→ Aim of the task:
Which lines have the string "content"? Copy all of them from the entries below.

→ Data to use:
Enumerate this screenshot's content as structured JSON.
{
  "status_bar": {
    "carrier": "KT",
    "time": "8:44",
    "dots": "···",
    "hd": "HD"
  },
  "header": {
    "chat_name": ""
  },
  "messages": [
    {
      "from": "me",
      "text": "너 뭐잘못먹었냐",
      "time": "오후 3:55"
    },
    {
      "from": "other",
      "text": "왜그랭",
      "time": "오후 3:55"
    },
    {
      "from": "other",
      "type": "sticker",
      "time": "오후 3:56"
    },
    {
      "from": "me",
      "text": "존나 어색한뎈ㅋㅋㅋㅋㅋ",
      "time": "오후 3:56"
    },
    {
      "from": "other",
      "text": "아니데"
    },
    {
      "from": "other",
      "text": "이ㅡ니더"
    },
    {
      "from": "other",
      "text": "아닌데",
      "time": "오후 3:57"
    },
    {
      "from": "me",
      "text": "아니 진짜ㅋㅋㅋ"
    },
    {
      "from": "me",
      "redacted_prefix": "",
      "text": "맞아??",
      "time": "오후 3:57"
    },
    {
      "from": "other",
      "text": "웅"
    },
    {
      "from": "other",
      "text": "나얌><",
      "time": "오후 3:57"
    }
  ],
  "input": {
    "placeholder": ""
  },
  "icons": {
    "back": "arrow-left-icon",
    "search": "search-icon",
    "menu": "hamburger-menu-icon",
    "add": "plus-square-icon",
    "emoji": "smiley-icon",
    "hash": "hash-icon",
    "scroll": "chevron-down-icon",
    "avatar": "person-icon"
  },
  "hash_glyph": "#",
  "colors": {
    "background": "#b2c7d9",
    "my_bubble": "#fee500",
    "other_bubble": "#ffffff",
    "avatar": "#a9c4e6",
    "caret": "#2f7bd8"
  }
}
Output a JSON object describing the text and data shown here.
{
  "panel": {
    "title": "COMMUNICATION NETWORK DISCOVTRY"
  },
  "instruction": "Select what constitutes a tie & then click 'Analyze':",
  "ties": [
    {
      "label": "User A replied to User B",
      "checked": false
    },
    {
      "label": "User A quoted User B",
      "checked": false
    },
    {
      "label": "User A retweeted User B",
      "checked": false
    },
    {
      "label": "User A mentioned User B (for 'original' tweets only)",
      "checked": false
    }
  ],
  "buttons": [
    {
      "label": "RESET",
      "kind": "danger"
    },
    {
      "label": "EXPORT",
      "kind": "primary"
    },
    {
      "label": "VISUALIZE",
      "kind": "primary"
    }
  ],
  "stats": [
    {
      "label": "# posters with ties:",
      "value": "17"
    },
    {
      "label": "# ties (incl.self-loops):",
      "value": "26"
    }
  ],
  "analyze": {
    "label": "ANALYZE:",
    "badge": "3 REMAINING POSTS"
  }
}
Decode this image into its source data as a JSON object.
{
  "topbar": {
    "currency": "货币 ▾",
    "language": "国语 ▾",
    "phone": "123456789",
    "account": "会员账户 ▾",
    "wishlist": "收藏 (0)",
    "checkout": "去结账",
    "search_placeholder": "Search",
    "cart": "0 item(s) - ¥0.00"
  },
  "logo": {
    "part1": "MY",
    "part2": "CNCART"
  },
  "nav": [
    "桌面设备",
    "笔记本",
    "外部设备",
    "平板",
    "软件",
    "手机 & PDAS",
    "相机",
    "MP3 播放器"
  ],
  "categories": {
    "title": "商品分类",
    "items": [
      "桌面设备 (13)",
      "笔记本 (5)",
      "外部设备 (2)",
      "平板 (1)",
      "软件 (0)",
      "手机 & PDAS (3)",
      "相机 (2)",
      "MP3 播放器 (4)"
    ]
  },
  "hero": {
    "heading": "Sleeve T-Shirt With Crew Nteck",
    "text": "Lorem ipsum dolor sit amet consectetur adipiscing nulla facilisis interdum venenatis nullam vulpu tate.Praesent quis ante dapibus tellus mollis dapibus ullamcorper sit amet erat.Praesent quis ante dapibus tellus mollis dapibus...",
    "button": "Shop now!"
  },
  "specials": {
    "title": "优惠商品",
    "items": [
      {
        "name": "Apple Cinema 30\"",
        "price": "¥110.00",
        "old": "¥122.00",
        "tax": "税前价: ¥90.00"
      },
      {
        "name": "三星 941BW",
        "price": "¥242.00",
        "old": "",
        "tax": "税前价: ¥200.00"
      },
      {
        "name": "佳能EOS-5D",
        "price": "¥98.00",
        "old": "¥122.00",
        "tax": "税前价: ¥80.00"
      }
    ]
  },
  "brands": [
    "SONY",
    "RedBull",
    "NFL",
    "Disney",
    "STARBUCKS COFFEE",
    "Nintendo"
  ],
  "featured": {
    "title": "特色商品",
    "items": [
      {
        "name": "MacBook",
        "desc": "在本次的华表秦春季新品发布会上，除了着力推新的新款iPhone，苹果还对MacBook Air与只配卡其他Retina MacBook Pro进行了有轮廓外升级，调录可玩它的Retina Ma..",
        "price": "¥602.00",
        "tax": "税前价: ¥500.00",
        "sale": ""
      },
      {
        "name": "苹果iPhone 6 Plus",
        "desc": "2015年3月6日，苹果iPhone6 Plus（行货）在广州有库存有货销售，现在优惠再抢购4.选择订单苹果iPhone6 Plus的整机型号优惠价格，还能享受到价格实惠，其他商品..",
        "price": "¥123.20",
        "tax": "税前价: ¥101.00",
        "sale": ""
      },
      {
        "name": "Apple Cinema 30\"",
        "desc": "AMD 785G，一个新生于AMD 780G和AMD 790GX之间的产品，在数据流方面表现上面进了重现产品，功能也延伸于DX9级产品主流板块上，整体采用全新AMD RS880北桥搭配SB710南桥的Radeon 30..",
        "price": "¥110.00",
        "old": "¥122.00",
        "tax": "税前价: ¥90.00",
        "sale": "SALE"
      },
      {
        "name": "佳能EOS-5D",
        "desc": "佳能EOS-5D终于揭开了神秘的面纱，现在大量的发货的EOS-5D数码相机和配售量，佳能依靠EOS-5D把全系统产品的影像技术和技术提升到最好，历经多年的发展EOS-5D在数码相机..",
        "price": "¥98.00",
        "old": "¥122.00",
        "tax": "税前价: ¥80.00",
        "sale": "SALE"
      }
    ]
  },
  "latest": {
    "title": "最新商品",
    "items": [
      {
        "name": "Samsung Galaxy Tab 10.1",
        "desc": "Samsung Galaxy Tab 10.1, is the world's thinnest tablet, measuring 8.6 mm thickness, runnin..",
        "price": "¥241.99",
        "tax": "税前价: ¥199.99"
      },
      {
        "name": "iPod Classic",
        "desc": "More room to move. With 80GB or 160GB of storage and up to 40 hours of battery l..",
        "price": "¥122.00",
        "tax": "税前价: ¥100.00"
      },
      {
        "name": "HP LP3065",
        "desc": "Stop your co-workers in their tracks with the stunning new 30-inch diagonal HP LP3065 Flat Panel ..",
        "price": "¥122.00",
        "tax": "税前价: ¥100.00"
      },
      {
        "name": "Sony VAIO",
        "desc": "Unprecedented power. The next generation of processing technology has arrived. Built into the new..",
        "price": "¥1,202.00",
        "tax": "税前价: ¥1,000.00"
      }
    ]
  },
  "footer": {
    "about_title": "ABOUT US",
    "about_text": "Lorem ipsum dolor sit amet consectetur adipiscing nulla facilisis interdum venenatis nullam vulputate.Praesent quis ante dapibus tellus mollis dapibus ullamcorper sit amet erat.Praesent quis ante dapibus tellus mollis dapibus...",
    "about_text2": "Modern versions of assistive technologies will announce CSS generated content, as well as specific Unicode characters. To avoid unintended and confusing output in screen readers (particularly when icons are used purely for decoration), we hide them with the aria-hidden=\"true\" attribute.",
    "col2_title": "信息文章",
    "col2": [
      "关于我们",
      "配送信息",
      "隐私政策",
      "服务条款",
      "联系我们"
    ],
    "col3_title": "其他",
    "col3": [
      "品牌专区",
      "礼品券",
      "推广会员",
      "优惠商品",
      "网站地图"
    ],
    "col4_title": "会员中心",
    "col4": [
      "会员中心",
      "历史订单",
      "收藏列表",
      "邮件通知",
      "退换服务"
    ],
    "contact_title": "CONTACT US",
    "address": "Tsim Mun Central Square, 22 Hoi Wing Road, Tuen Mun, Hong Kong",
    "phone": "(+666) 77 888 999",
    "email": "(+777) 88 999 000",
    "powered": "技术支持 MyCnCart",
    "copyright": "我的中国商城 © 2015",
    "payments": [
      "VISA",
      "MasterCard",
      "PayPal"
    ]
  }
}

→ The reply:
Enumerate this screenshot's content as structured JSON.
    "about_text2": "Modern versions of assistive technologies will announce CSS generated content, as well as specific Unicode characters. To avoid unintended and confusing output in screen readers (particularly when icons are used purely for decoration), we hide them with the aria-hidden=\"true\" attribute.",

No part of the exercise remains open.